» The problem
In the listing below, count the lines containing the string "subtitle" and state only the number.

» Data for this exercise
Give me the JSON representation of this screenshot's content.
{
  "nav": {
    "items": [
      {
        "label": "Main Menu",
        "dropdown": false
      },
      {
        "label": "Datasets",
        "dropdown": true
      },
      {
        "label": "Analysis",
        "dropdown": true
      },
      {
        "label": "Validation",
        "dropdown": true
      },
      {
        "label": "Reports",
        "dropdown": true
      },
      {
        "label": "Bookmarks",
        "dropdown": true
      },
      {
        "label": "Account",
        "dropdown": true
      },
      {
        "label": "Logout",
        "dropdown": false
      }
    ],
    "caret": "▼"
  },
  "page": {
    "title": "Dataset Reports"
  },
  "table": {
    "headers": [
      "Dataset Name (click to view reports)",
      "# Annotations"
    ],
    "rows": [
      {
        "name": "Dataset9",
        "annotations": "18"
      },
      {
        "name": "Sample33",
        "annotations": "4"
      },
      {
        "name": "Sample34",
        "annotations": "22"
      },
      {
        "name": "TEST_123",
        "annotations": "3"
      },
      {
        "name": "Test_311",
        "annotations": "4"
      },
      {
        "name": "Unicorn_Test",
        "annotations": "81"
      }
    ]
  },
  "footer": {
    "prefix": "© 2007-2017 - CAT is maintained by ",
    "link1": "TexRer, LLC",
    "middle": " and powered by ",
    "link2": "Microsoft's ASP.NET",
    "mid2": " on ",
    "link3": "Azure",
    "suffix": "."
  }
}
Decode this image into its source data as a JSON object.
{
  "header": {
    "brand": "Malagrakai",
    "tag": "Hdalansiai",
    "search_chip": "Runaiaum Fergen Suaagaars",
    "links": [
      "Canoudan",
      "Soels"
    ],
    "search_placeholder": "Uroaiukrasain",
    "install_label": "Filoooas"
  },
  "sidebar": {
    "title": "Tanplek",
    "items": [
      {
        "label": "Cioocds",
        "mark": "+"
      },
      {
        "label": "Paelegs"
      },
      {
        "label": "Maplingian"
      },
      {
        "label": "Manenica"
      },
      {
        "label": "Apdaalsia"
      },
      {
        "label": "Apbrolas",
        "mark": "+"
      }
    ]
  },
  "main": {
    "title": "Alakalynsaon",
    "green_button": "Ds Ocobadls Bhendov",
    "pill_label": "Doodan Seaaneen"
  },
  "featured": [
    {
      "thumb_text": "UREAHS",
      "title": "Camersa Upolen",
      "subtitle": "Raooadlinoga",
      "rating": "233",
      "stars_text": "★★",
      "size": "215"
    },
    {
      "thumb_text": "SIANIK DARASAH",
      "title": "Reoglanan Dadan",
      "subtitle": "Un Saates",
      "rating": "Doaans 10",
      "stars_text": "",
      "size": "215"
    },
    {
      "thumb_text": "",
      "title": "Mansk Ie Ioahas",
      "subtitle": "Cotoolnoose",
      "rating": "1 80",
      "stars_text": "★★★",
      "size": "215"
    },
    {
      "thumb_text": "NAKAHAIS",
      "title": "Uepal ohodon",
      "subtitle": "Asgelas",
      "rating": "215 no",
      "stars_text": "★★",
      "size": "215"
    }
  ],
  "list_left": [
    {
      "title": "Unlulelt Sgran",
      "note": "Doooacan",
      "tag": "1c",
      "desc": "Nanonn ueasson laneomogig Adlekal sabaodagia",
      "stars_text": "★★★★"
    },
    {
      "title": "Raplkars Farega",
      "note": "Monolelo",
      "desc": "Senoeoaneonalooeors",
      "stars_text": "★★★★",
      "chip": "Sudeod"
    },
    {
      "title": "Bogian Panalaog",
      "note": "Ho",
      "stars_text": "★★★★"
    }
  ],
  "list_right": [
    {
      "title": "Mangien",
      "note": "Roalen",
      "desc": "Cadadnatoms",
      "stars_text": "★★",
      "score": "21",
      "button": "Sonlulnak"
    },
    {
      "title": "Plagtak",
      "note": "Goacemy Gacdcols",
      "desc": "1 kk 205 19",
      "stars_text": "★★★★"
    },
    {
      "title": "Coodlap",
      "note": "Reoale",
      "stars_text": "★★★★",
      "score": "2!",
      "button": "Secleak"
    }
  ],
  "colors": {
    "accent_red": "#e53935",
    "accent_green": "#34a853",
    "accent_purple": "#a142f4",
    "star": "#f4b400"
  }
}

» The answer
4